What is required
Repeat each record exactly. Any picture gets left out.

==== Data shown

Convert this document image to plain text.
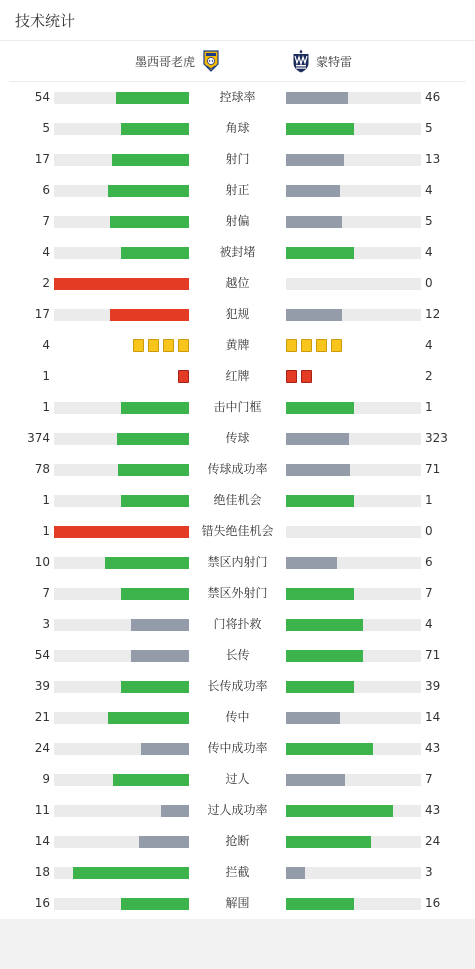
技术统计
墨西哥老虎	蒙特雷
54	控球率	46
5	角球	5
17	射门	13
6	射正	4
7	射偏	5
4	被封堵	4
2	越位	0
17	犯规	12
4	黄牌	4
1	红牌	2
1	击中门框	1
374	传球	323
78	传球成功率	71
1	绝佳机会	1
1	错失绝佳机会	0
10	禁区内射门	6
7	禁区外射门	7
3	门将扑救	4
54	长传	71
39	长传成功率	39
21	传中	14
24	传中成功率	43
9	过人	7
11	过人成功率	43
14	抢断	24
18	拦截	3
16	解围	16
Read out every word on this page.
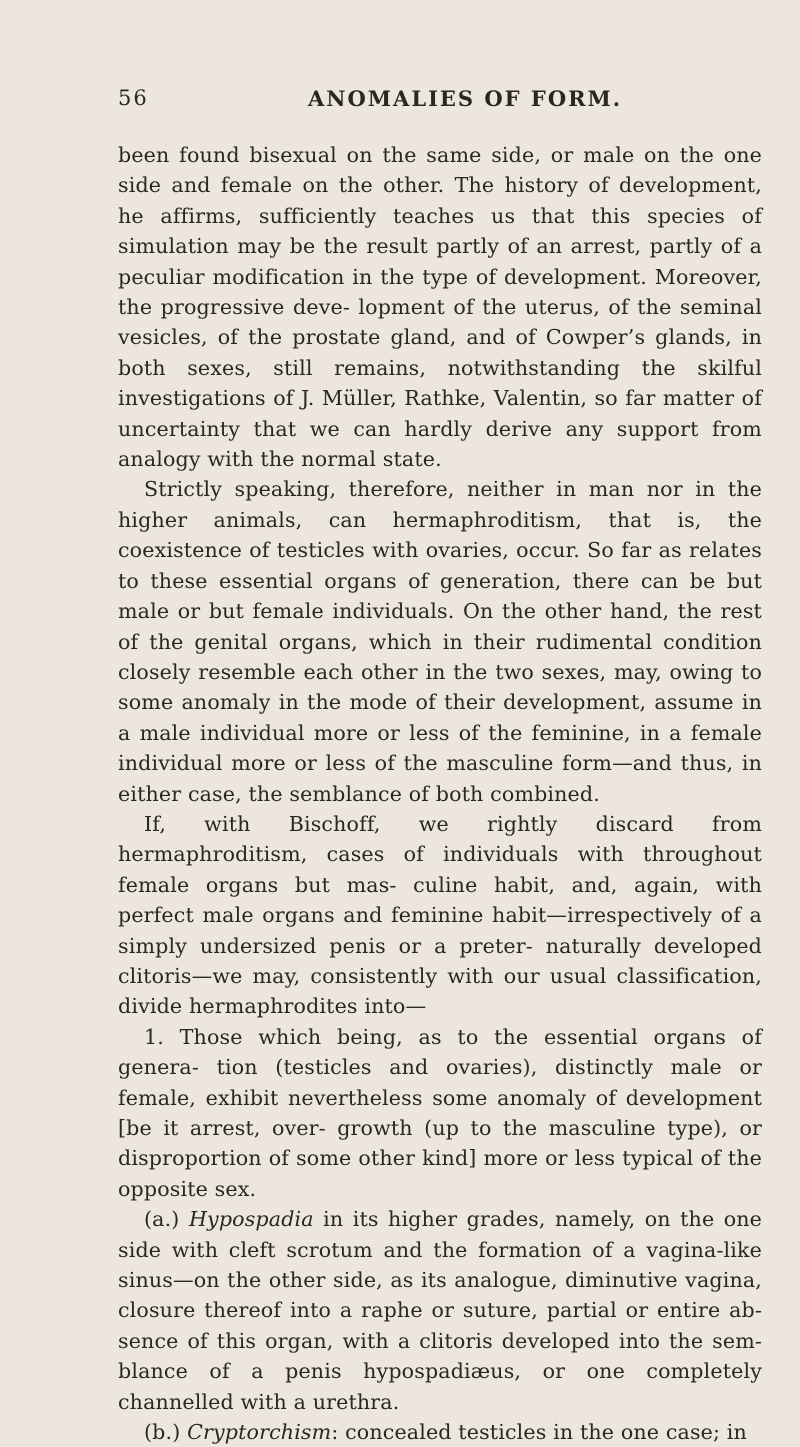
56	ANOMALIES OF FORM.

been found bisexual on the same side, or male on the one side and female on the other. The history of development, he affirms, sufficiently teaches us that this species of simulation may be the result partly of an arrest, partly of a peculiar modification in the type of development. Moreover, the progressive deve- lopment of the uterus, of the seminal vesicles, of the prostate gland, and of Cowper’s glands, in both sexes, still remains, notwithstanding the skilful investigations of J. Müller, Rathke, Valentin, so far matter of uncertainty that we can hardly derive any support from analogy with the normal state.

Strictly speaking, therefore, neither in man nor in the higher animals, can hermaphroditism, that is, the coexistence of testicles with ovaries, occur. So far as relates to these essential organs of generation, there can be but male or but female individuals. On the other hand, the rest of the genital organs, which in their rudimental condition closely resemble each other in the two sexes, may, owing to some anomaly in the mode of their development, assume in a male individual more or less of the feminine, in a female individual more or less of the masculine form—and thus, in either case, the semblance of both combined.

If, with Bischoff, we rightly discard from hermaphroditism, cases of individuals with throughout female organs but mas- culine habit, and, again, with perfect male organs and feminine habit—irrespectively of a simply undersized penis or a preter- naturally developed clitoris—we may, consistently with our usual classification, divide hermaphrodites into—

1. Those which being, as to the essential organs of genera- tion (testicles and ovaries), distinctly male or female, exhibit nevertheless some anomaly of development [be it arrest, over- growth (up to the masculine type), or disproportion of some other kind] more or less typical of the opposite sex.

(a.) Hypospadia in its higher grades, namely, on the one side with cleft scrotum and the formation of a vagina-like sinus—on the other side, as its analogue, diminutive vagina, closure thereof into a raphe or suture, partial or entire ab- sence of this organ, with a clitoris developed into the sem- blance of a penis hypospadiæus, or one completely channelled with a urethra.

(b.) Cryptorchism: concealed testicles in the one case; in
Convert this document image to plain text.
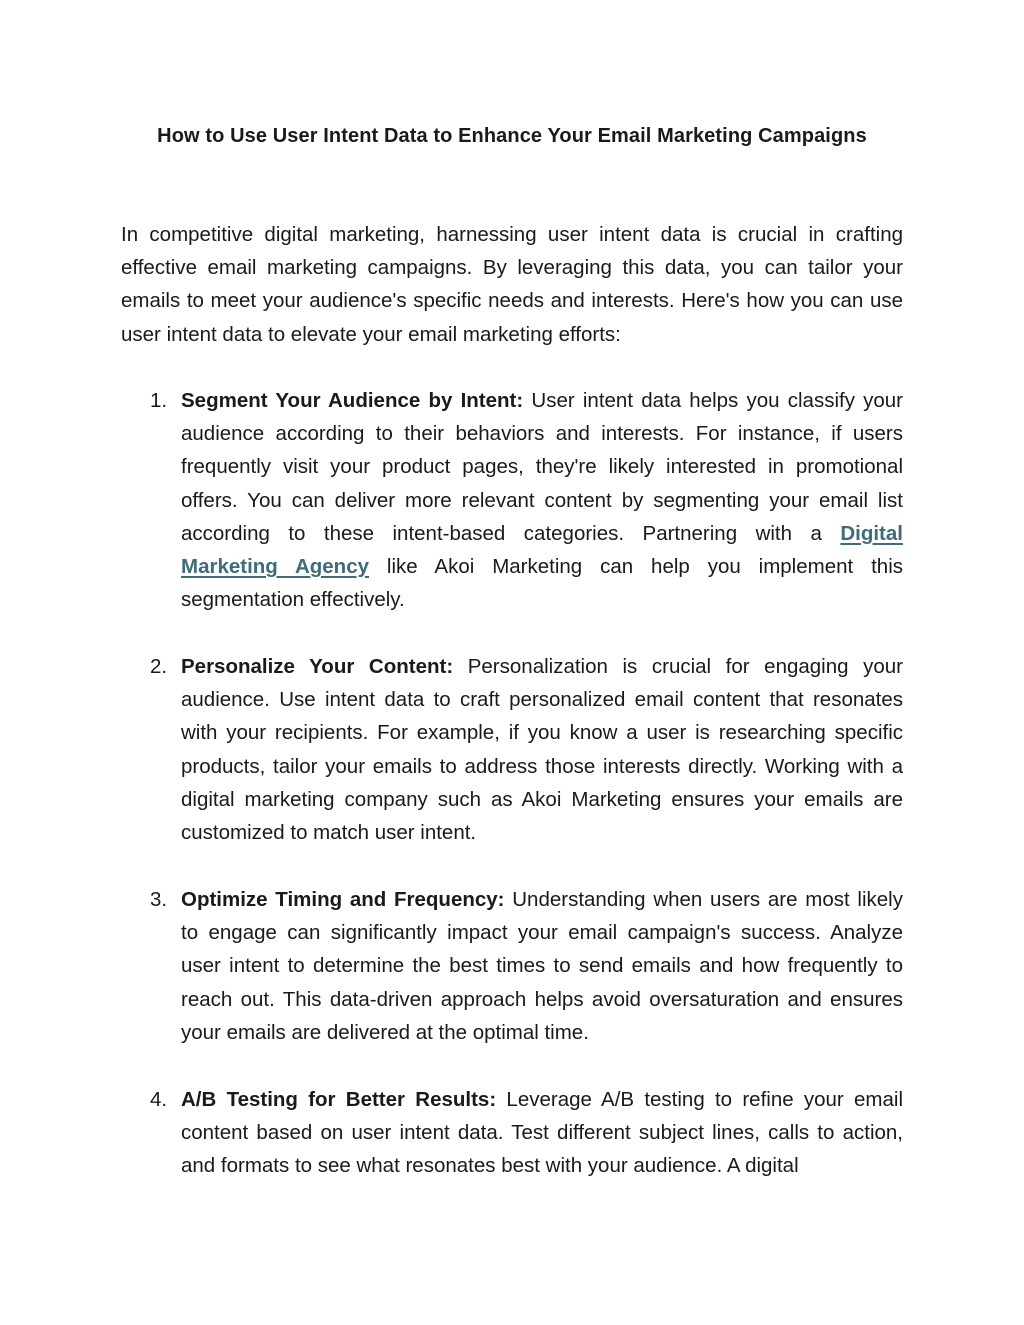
How to Use User Intent Data to Enhance Your Email Marketing Campaigns

In competitive digital marketing, harnessing user intent data is crucial in crafting effective email marketing campaigns. By leveraging this data, you can tailor your emails to meet your audience's specific needs and interests. Here's how you can use user intent data to elevate your email marketing efforts:

1. Segment Your Audience by Intent: User intent data helps you classify your audience according to their behaviors and interests. For instance, if users frequently visit your product pages, they're likely interested in promotional offers. You can deliver more relevant content by segmenting your email list according to these intent-based categories. Partnering with a Digital Marketing Agency like Akoi Marketing can help you implement this segmentation effectively.

2. Personalize Your Content: Personalization is crucial for engaging your audience. Use intent data to craft personalized email content that resonates with your recipients. For example, if you know a user is researching specific products, tailor your emails to address those interests directly. Working with a digital marketing company such as Akoi Marketing ensures your emails are customized to match user intent.

3. Optimize Timing and Frequency: Understanding when users are most likely to engage can significantly impact your email campaign's success. Analyze user intent to determine the best times to send emails and how frequently to reach out. This data-driven approach helps avoid oversaturation and ensures your emails are delivered at the optimal time.

4. A/B Testing for Better Results: Leverage A/B testing to refine your email content based on user intent data. Test different subject lines, calls to action, and formats to see what resonates best with your audience. A digital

========

Answer for the task
Convert this document image to plain text.
技术统计
墨西哥老虎	蒙特雷
54	控球率	46
5	角球	5
17	射门	13
6	射正	4
7	射偏	5
4	被封堵	4
2	越位	0
17	犯规	12
4	黄牌	4
1	红牌	2
1	击中门框	1
374	传球	323
78	传球成功率	71
1	绝佳机会	1
1	错失绝佳机会	0
10	禁区内射门	6
7	禁区外射门	7
3	门将扑救	4
54	长传	71
39	长传成功率	39
21	传中	14
24	传中成功率	43
9	过人	7
11	过人成功率	43
14	抢断	24
18	拦截	3
16	解围	16
Read out every word on this page.
56	ANOMALIES OF FORM.

been found bisexual on the same side, or male on the one side and female on the other. The history of development, he affirms, sufficiently teaches us that this species of simulation may be the result partly of an arrest, partly of a peculiar modification in the type of development. Moreover, the progressive deve- lopment of the uterus, of the seminal vesicles, of the prostate gland, and of Cowper’s glands, in both sexes, still remains, notwithstanding the skilful investigations of J. Müller, Rathke, Valentin, so far matter of uncertainty that we can hardly derive any support from analogy with the normal state.

Strictly speaking, therefore, neither in man nor in the higher animals, can hermaphroditism, that is, the coexistence of testicles with ovaries, occur. So far as relates to these essential organs of generation, there can be but male or but female individuals. On the other hand, the rest of the genital organs, which in their rudimental condition closely resemble each other in the two sexes, may, owing to some anomaly in the mode of their development, assume in a male individual more or less of the feminine, in a female individual more or less of the masculine form—and thus, in either case, the semblance of both combined.

If, with Bischoff, we rightly discard from hermaphroditism, cases of individuals with throughout female organs but mas- culine habit, and, again, with perfect male organs and feminine habit—irrespectively of a simply undersized penis or a preter- naturally developed clitoris—we may, consistently with our usual classification, divide hermaphrodites into—

1. Those which being, as to the essential organs of genera- tion (testicles and ovaries), distinctly male or female, exhibit nevertheless some anomaly of development [be it arrest, over- growth (up to the masculine type), or disproportion of some other kind] more or less typical of the opposite sex.

(a.) Hypospadia in its higher grades, namely, on the one side with cleft scrotum and the formation of a vagina-like sinus—on the other side, as its analogue, diminutive vagina, closure thereof into a raphe or suture, partial or entire ab- sence of this organ, with a clitoris developed into the sem- blance of a penis hypospadiæus, or one completely channelled with a urethra.

(b.) Cryptorchism: concealed testicles in the one case; in
Convert this document image to plain text.
How to Use User Intent Data to Enhance Your Email Marketing Campaigns

In competitive digital marketing, harnessing user intent data is crucial in crafting effective email marketing campaigns. By leveraging this data, you can tailor your emails to meet your audience's specific needs and interests. Here's how you can use user intent data to elevate your email marketing efforts:

1. Segment Your Audience by Intent: User intent data helps you classify your audience according to their behaviors and interests. For instance, if users frequently visit your product pages, they're likely interested in promotional offers. You can deliver more relevant content by segmenting your email list according to these intent-based categories. Partnering with a Digital Marketing Agency like Akoi Marketing can help you implement this segmentation effectively.

2. Personalize Your Content: Personalization is crucial for engaging your audience. Use intent data to craft personalized email content that resonates with your recipients. For example, if you know a user is researching specific products, tailor your emails to address those interests directly. Working with a digital marketing company such as Akoi Marketing ensures your emails are customized to match user intent.

3. Optimize Timing and Frequency: Understanding when users are most likely to engage can significantly impact your email campaign's success. Analyze user intent to determine the best times to send emails and how frequently to reach out. This data-driven approach helps avoid oversaturation and ensures your emails are delivered at the optimal time.

4. A/B Testing for Better Results: Leverage A/B testing to refine your email content based on user intent data. Test different subject lines, calls to action, and formats to see what resonates best with your audience. A digital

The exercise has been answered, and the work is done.